> _Supplied passage_
>> Begin

CGAP recently launched a Mystery Shopping Technical Guide, based on our experiences sending lower-income consumers to seek financial products in markets as diverse as Ghana, Kenya, Malaysia, Mexico, Peru, and the Philippines.

The method of training actual consumers to conduct mystery shopping has proven helpful to understand the challenges they face in achieving financial access and receiving quality product advice. In several markets we found that sales staff often restrict information on fees and charges and do not provide consumers with the lowest cost product option that matches their needs. For example, in Mexico and Peru we saw sales staff who neglected to offer low-fee savings products available at their institution, while in Ghana sales staff never mentioned the APR of a loan, as they are required by law to do. In Malaysia, insurance sales staff did not use the mandatory Customer Fact Find Form which helps assess customers’ needs and product suitability.

>> End

> _Actions to take_
1. In the mystery shopping passage, what did sales staff in Ghana never mention when offering a loan?
2. Extend the mystery shopping passage, beginning after its final sentence.
The material placed after the mystery shopping passage bears no relation to it.

> _Entries shown_
>> Begin

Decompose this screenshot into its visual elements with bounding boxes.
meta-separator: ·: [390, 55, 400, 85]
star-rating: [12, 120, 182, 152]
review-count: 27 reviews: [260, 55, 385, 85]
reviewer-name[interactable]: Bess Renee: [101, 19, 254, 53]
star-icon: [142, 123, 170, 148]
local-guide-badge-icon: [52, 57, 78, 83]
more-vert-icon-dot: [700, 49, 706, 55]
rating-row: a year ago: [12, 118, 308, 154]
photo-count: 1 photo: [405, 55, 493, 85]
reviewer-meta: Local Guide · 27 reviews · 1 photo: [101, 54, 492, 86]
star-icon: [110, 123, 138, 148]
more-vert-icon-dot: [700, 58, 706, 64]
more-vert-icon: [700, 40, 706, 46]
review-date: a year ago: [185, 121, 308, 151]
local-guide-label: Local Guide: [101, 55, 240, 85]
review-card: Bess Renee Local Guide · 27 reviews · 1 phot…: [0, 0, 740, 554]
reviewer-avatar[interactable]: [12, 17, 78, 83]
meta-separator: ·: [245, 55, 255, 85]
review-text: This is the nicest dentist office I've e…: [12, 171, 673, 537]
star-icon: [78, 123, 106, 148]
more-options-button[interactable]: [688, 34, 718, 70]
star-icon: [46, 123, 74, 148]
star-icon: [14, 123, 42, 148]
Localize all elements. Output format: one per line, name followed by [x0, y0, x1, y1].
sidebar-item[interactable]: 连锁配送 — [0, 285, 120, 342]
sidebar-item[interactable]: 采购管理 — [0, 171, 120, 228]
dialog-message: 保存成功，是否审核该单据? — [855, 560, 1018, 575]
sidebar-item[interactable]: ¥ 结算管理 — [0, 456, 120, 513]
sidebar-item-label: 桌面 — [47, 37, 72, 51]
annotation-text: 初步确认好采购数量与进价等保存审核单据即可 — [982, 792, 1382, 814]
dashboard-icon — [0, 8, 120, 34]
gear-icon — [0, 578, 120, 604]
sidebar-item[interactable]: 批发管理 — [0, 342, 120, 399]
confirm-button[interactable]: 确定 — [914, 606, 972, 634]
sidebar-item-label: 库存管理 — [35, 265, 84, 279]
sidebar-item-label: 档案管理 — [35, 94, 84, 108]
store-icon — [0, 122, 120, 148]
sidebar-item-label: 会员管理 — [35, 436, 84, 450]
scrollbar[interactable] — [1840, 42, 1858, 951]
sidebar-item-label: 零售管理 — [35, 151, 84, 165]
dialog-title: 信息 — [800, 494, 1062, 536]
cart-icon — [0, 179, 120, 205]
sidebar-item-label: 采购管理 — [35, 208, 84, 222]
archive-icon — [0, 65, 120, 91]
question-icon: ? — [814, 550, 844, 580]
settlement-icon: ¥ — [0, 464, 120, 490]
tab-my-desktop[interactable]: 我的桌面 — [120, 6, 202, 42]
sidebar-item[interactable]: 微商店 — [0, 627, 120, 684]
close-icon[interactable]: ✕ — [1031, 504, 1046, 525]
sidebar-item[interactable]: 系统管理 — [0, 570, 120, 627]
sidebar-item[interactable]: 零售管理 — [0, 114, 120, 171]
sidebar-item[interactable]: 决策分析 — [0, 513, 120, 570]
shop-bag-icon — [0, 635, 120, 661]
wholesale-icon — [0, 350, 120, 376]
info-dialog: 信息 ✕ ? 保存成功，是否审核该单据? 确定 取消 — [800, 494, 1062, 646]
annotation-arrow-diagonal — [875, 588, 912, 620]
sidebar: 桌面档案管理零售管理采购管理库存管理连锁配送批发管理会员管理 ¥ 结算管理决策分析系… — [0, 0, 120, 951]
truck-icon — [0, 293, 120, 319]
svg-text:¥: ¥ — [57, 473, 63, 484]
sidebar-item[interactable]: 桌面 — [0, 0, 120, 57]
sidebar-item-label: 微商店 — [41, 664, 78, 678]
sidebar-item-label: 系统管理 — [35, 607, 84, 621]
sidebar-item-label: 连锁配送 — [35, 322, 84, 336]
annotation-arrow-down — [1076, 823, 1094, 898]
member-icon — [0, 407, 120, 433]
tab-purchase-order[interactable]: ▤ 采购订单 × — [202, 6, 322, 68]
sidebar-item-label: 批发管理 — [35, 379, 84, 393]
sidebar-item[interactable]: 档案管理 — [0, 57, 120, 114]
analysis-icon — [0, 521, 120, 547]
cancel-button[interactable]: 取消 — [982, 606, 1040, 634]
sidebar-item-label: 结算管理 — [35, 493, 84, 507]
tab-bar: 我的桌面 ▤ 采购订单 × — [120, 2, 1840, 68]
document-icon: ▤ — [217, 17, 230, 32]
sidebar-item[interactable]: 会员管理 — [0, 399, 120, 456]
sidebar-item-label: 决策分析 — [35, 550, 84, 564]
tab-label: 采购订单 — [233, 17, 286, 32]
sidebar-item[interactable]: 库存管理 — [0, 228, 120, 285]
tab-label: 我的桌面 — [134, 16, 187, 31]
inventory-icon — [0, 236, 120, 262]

>> End

> _Answers in order_
1. They never mentioned the loan's APR, even though the law requires them to.

2.
These findings are not surprising to those who study client protection and financial advice, and studies in markets such as the U.S. and India have found similar issues with sales staff. All of this raises a fairly important question of “Can we fix financial advice from frontline bank staff?” Or is the incentive to mis-sell too great and monitoring a sufficient number of individual sales practices too burdensome? This is a discussion I have had with regulators. How do you use policy to drive behavior change in a market? The short answer is that it’s not easy; the long answer is that behaviorally-informed policies, product regulation, and market monitoring tools can help.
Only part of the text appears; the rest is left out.